EXTRACTED RECORDS |
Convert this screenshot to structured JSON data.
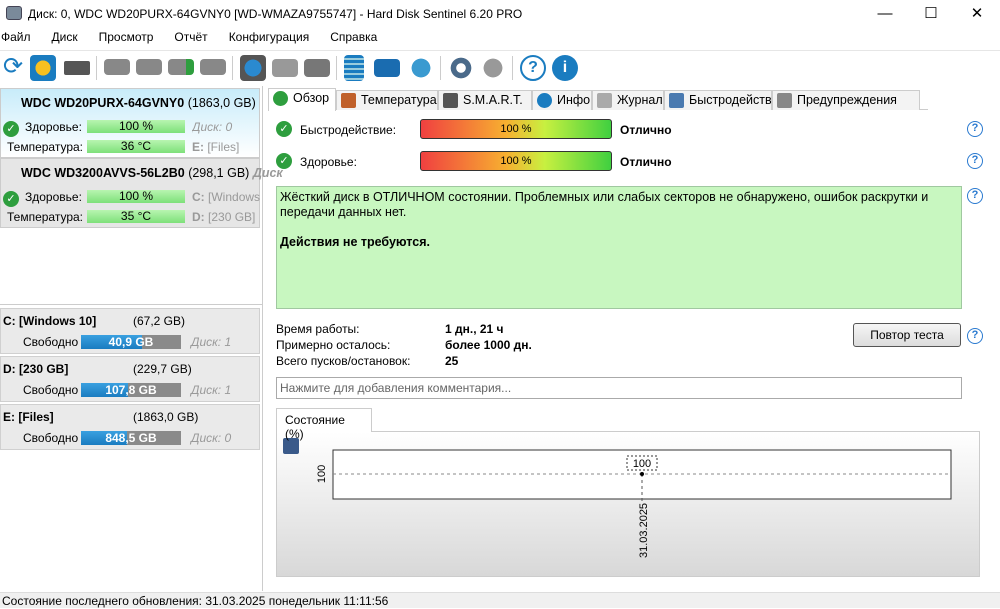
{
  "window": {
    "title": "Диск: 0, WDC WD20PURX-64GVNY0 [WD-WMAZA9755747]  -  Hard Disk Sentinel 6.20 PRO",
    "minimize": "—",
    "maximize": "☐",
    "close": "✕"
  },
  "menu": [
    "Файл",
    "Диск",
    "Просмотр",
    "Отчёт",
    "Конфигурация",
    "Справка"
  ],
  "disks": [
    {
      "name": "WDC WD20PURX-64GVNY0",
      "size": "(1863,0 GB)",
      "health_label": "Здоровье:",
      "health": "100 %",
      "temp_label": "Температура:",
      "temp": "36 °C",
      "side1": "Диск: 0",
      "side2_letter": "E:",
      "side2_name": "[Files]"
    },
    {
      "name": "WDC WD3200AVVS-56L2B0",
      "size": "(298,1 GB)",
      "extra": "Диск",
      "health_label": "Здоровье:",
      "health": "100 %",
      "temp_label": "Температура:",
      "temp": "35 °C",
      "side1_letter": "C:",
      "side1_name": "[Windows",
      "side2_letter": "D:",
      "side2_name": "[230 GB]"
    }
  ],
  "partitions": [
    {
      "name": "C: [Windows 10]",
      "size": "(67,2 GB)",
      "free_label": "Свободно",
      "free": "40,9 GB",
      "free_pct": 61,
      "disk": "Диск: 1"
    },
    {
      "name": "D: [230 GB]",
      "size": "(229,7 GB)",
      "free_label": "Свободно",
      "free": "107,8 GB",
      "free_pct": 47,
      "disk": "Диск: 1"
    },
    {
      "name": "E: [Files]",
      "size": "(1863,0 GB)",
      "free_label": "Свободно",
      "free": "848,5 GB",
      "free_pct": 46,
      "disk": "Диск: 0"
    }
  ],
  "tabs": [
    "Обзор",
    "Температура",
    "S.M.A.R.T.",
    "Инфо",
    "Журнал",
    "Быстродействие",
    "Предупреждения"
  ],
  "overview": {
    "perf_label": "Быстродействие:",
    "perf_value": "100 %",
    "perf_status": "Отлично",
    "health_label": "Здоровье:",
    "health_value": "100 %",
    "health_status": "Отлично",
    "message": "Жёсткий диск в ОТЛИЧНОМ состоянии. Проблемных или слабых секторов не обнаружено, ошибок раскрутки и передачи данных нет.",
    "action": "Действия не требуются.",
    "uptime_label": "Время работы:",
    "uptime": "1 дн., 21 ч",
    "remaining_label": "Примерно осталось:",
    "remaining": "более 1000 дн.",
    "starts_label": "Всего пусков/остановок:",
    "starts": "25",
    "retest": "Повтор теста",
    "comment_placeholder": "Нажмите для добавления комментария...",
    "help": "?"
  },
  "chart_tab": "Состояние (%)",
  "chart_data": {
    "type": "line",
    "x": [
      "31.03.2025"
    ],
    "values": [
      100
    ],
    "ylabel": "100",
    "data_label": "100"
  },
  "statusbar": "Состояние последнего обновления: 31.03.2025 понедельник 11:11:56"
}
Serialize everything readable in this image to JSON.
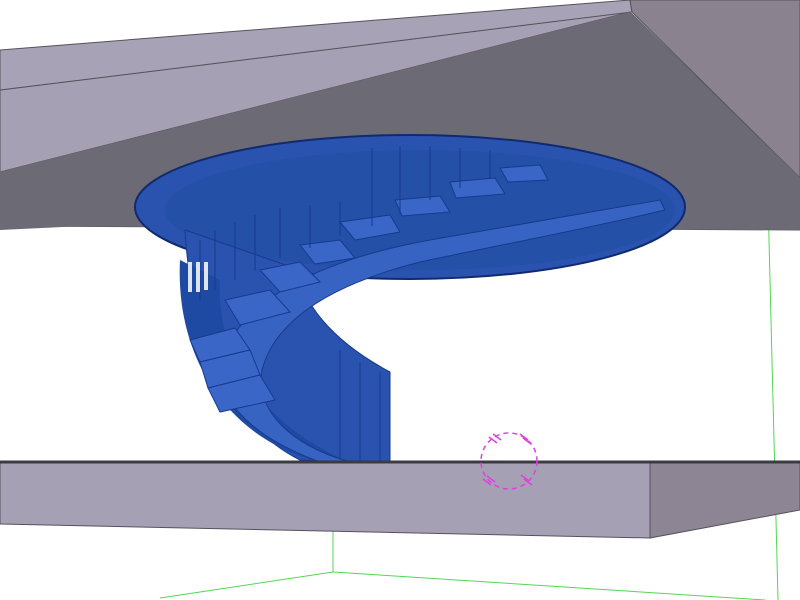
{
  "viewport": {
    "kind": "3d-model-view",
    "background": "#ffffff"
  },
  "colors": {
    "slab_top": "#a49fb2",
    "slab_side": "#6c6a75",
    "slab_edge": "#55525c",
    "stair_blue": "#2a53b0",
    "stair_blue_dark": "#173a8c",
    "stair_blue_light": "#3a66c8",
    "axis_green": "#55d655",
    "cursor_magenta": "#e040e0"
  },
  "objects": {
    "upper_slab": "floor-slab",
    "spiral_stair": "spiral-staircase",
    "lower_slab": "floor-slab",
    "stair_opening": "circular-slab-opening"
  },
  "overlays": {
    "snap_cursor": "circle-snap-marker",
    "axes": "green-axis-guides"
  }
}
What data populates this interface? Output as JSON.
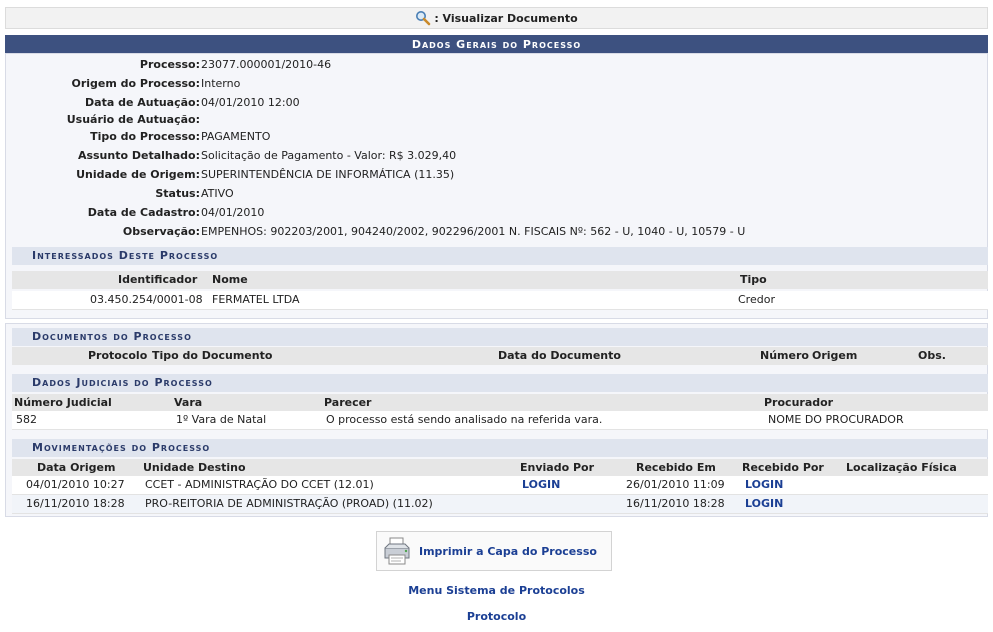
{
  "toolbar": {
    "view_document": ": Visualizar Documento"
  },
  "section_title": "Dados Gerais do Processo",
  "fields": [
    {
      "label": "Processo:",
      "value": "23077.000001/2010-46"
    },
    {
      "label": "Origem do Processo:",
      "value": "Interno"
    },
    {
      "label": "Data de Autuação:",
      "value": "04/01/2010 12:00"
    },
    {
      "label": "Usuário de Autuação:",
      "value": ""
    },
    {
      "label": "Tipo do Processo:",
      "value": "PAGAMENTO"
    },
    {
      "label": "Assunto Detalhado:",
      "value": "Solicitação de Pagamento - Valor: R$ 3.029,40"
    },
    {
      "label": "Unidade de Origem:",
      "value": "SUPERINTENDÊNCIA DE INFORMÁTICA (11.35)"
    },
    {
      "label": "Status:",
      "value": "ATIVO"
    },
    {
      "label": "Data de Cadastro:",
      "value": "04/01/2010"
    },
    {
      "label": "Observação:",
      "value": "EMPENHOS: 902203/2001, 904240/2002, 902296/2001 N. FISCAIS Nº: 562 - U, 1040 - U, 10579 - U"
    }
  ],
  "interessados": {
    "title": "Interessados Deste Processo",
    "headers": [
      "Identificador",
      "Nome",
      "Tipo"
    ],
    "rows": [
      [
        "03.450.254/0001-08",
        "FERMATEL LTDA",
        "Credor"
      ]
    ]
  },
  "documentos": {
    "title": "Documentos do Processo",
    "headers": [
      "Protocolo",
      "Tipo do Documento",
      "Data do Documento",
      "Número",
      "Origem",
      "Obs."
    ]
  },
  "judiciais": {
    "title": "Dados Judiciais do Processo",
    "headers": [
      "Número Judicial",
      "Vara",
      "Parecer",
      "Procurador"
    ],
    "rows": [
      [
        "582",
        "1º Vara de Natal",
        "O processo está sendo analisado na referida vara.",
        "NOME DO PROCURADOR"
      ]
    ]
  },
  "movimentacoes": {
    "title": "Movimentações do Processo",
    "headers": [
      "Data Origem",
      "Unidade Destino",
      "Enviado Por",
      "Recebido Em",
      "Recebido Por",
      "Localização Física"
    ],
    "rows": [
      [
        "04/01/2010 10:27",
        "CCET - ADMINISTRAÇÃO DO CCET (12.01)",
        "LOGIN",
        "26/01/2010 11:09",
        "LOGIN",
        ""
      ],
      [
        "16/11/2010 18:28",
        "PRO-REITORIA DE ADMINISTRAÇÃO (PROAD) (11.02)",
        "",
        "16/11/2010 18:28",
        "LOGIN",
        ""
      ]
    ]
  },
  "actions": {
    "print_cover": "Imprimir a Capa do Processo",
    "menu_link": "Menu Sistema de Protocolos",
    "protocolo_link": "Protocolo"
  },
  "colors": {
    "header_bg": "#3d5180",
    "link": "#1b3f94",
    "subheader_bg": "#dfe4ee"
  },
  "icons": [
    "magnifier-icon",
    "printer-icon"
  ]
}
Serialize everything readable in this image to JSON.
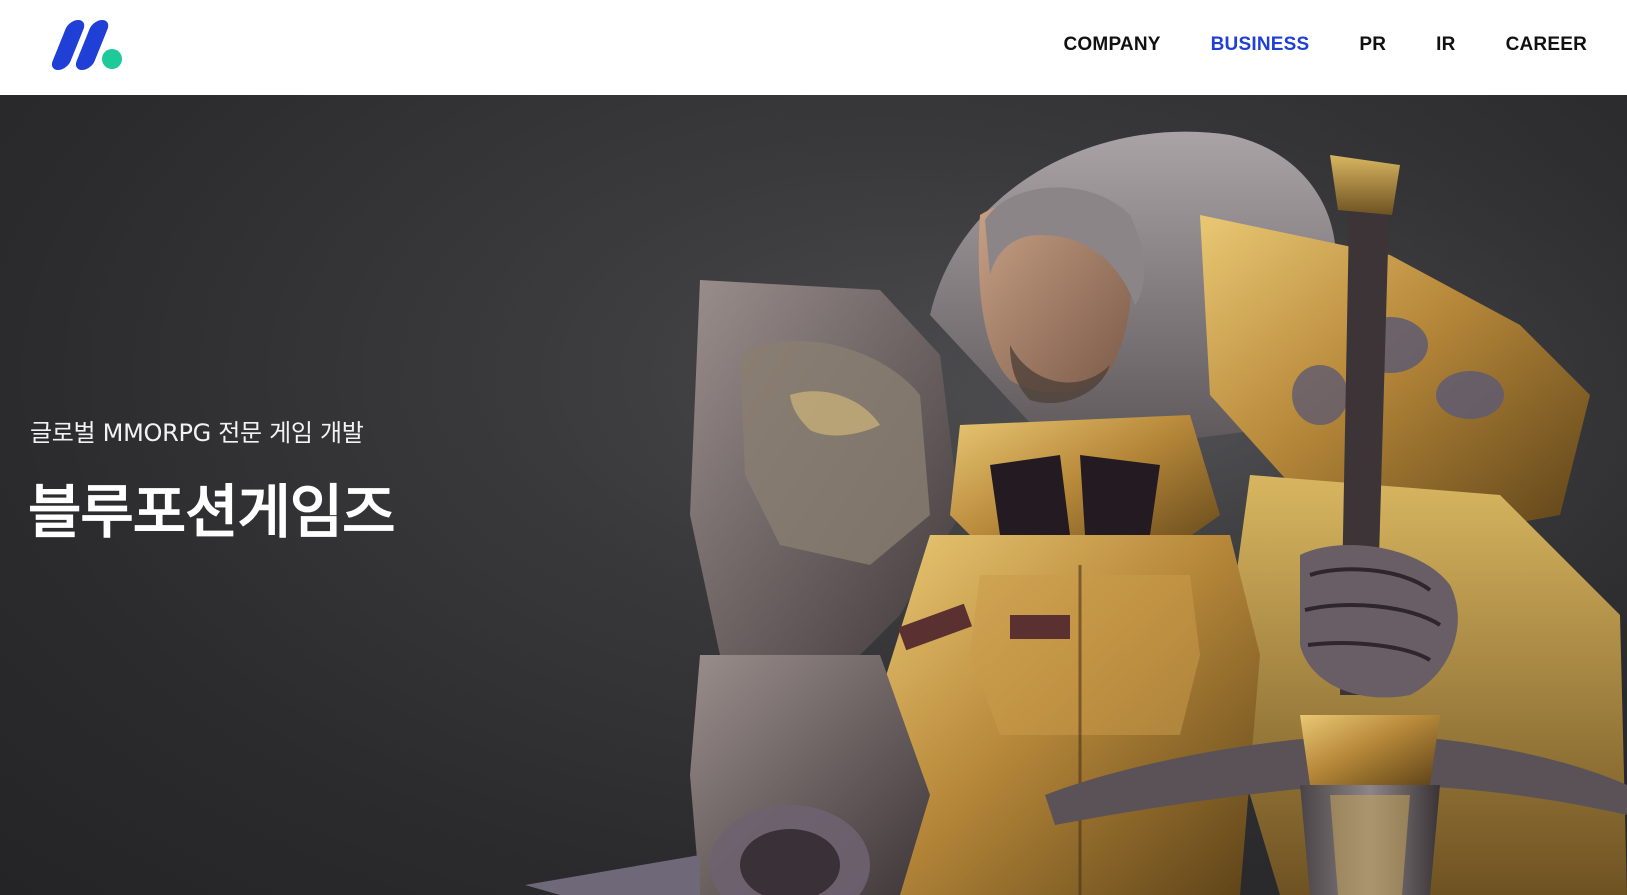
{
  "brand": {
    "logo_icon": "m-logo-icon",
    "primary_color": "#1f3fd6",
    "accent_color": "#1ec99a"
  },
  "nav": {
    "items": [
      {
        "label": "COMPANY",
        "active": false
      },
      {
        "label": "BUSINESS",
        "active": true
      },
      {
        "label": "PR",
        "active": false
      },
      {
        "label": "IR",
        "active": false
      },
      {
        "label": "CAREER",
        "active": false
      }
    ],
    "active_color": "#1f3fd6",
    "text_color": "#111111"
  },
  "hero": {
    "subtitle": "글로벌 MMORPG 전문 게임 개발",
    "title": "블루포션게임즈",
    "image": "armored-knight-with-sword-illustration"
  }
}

TASK PROMPT |
The records above should be reproduced exactly, with no pictures included.

PROBLEM SOLUTION |
Convert this screenshot to structured JSON data.
{
  "window": {
    "title": "Диск: 0, WDC WD20PURX-64GVNY0 [WD-WMAZA9755747]  -  Hard Disk Sentinel 6.20 PRO",
    "minimize": "—",
    "maximize": "☐",
    "close": "✕"
  },
  "menu": [
    "Файл",
    "Диск",
    "Просмотр",
    "Отчёт",
    "Конфигурация",
    "Справка"
  ],
  "disks": [
    {
      "name": "WDC WD20PURX-64GVNY0",
      "size": "(1863,0 GB)",
      "health_label": "Здоровье:",
      "health": "100 %",
      "temp_label": "Температура:",
      "temp": "36 °C",
      "side1": "Диск: 0",
      "side2_letter": "E:",
      "side2_name": "[Files]"
    },
    {
      "name": "WDC WD3200AVVS-56L2B0",
      "size": "(298,1 GB)",
      "extra": "Диск",
      "health_label": "Здоровье:",
      "health": "100 %",
      "temp_label": "Температура:",
      "temp": "35 °C",
      "side1_letter": "C:",
      "side1_name": "[Windows",
      "side2_letter": "D:",
      "side2_name": "[230 GB]"
    }
  ],
  "partitions": [
    {
      "name": "C: [Windows 10]",
      "size": "(67,2 GB)",
      "free_label": "Свободно",
      "free": "40,9 GB",
      "free_pct": 61,
      "disk": "Диск: 1"
    },
    {
      "name": "D: [230 GB]",
      "size": "(229,7 GB)",
      "free_label": "Свободно",
      "free": "107,8 GB",
      "free_pct": 47,
      "disk": "Диск: 1"
    },
    {
      "name": "E: [Files]",
      "size": "(1863,0 GB)",
      "free_label": "Свободно",
      "free": "848,5 GB",
      "free_pct": 46,
      "disk": "Диск: 0"
    }
  ],
  "tabs": [
    "Обзор",
    "Температура",
    "S.M.A.R.T.",
    "Инфо",
    "Журнал",
    "Быстродействие",
    "Предупреждения"
  ],
  "overview": {
    "perf_label": "Быстродействие:",
    "perf_value": "100 %",
    "perf_status": "Отлично",
    "health_label": "Здоровье:",
    "health_value": "100 %",
    "health_status": "Отлично",
    "message": "Жёсткий диск в ОТЛИЧНОМ состоянии. Проблемных или слабых секторов не обнаружено, ошибок раскрутки и передачи данных нет.",
    "action": "Действия не требуются.",
    "uptime_label": "Время работы:",
    "uptime": "1 дн., 21 ч",
    "remaining_label": "Примерно осталось:",
    "remaining": "более 1000 дн.",
    "starts_label": "Всего пусков/остановок:",
    "starts": "25",
    "retest": "Повтор теста",
    "comment_placeholder": "Нажмите для добавления комментария...",
    "help": "?"
  },
  "chart_tab": "Состояние (%)",
  "chart_data": {
    "type": "line",
    "x": [
      "31.03.2025"
    ],
    "values": [
      100
    ],
    "ylabel": "100",
    "data_label": "100"
  },
  "statusbar": "Состояние последнего обновления: 31.03.2025 понедельник 11:11:56"
}
Serialize everything readable in this image to JSON.
{
  "viewport": {
    "kind": "3d-model-view",
    "background": "#ffffff"
  },
  "colors": {
    "slab_top": "#a49fb2",
    "slab_side": "#6c6a75",
    "slab_edge": "#55525c",
    "stair_blue": "#2a53b0",
    "stair_blue_dark": "#173a8c",
    "stair_blue_light": "#3a66c8",
    "axis_green": "#55d655",
    "cursor_magenta": "#e040e0"
  },
  "objects": {
    "upper_slab": "floor-slab",
    "spiral_stair": "spiral-staircase",
    "lower_slab": "floor-slab",
    "stair_opening": "circular-slab-opening"
  },
  "overlays": {
    "snap_cursor": "circle-snap-marker",
    "axes": "green-axis-guides"
  }
}
What data populates this interface? Output as JSON.
{
  "toolbar": {
    "view_document": ": Visualizar Documento"
  },
  "section_title": "Dados Gerais do Processo",
  "fields": [
    {
      "label": "Processo:",
      "value": "23077.000001/2010-46"
    },
    {
      "label": "Origem do Processo:",
      "value": "Interno"
    },
    {
      "label": "Data de Autuação:",
      "value": "04/01/2010 12:00"
    },
    {
      "label": "Usuário de Autuação:",
      "value": ""
    },
    {
      "label": "Tipo do Processo:",
      "value": "PAGAMENTO"
    },
    {
      "label": "Assunto Detalhado:",
      "value": "Solicitação de Pagamento - Valor: R$ 3.029,40"
    },
    {
      "label": "Unidade de Origem:",
      "value": "SUPERINTENDÊNCIA DE INFORMÁTICA (11.35)"
    },
    {
      "label": "Status:",
      "value": "ATIVO"
    },
    {
      "label": "Data de Cadastro:",
      "value": "04/01/2010"
    },
    {
      "label": "Observação:",
      "value": "EMPENHOS: 902203/2001, 904240/2002, 902296/2001 N. FISCAIS Nº: 562 - U, 1040 - U, 10579 - U"
    }
  ],
  "interessados": {
    "title": "Interessados Deste Processo",
    "headers": [
      "Identificador",
      "Nome",
      "Tipo"
    ],
    "rows": [
      [
        "03.450.254/0001-08",
        "FERMATEL LTDA",
        "Credor"
      ]
    ]
  },
  "documentos": {
    "title": "Documentos do Processo",
    "headers": [
      "Protocolo",
      "Tipo do Documento",
      "Data do Documento",
      "Número",
      "Origem",
      "Obs."
    ]
  },
  "judiciais": {
    "title": "Dados Judiciais do Processo",
    "headers": [
      "Número Judicial",
      "Vara",
      "Parecer",
      "Procurador"
    ],
    "rows": [
      [
        "582",
        "1º Vara de Natal",
        "O processo está sendo analisado na referida vara.",
        "NOME DO PROCURADOR"
      ]
    ]
  },
  "movimentacoes": {
    "title": "Movimentações do Processo",
    "headers": [
      "Data Origem",
      "Unidade Destino",
      "Enviado Por",
      "Recebido Em",
      "Recebido Por",
      "Localização Física"
    ],
    "rows": [
      [
        "04/01/2010 10:27",
        "CCET - ADMINISTRAÇÃO DO CCET (12.01)",
        "LOGIN",
        "26/01/2010 11:09",
        "LOGIN",
        ""
      ],
      [
        "16/11/2010 18:28",
        "PRO-REITORIA DE ADMINISTRAÇÃO (PROAD) (11.02)",
        "",
        "16/11/2010 18:28",
        "LOGIN",
        ""
      ]
    ]
  },
  "actions": {
    "print_cover": "Imprimir a Capa do Processo",
    "menu_link": "Menu Sistema de Protocolos",
    "protocolo_link": "Protocolo"
  },
  "colors": {
    "header_bg": "#3d5180",
    "link": "#1b3f94",
    "subheader_bg": "#dfe4ee"
  },
  "icons": [
    "magnifier-icon",
    "printer-icon"
  ]
}
Serialize everything readable in this image to JSON.
{
  "brand": {
    "logo_icon": "m-logo-icon",
    "primary_color": "#1f3fd6",
    "accent_color": "#1ec99a"
  },
  "nav": {
    "items": [
      {
        "label": "COMPANY",
        "active": false
      },
      {
        "label": "BUSINESS",
        "active": true
      },
      {
        "label": "PR",
        "active": false
      },
      {
        "label": "IR",
        "active": false
      },
      {
        "label": "CAREER",
        "active": false
      }
    ],
    "active_color": "#1f3fd6",
    "text_color": "#111111"
  },
  "hero": {
    "subtitle": "글로벌 MMORPG 전문 게임 개발",
    "title": "블루포션게임즈",
    "image": "armored-knight-with-sword-illustration"
  }
}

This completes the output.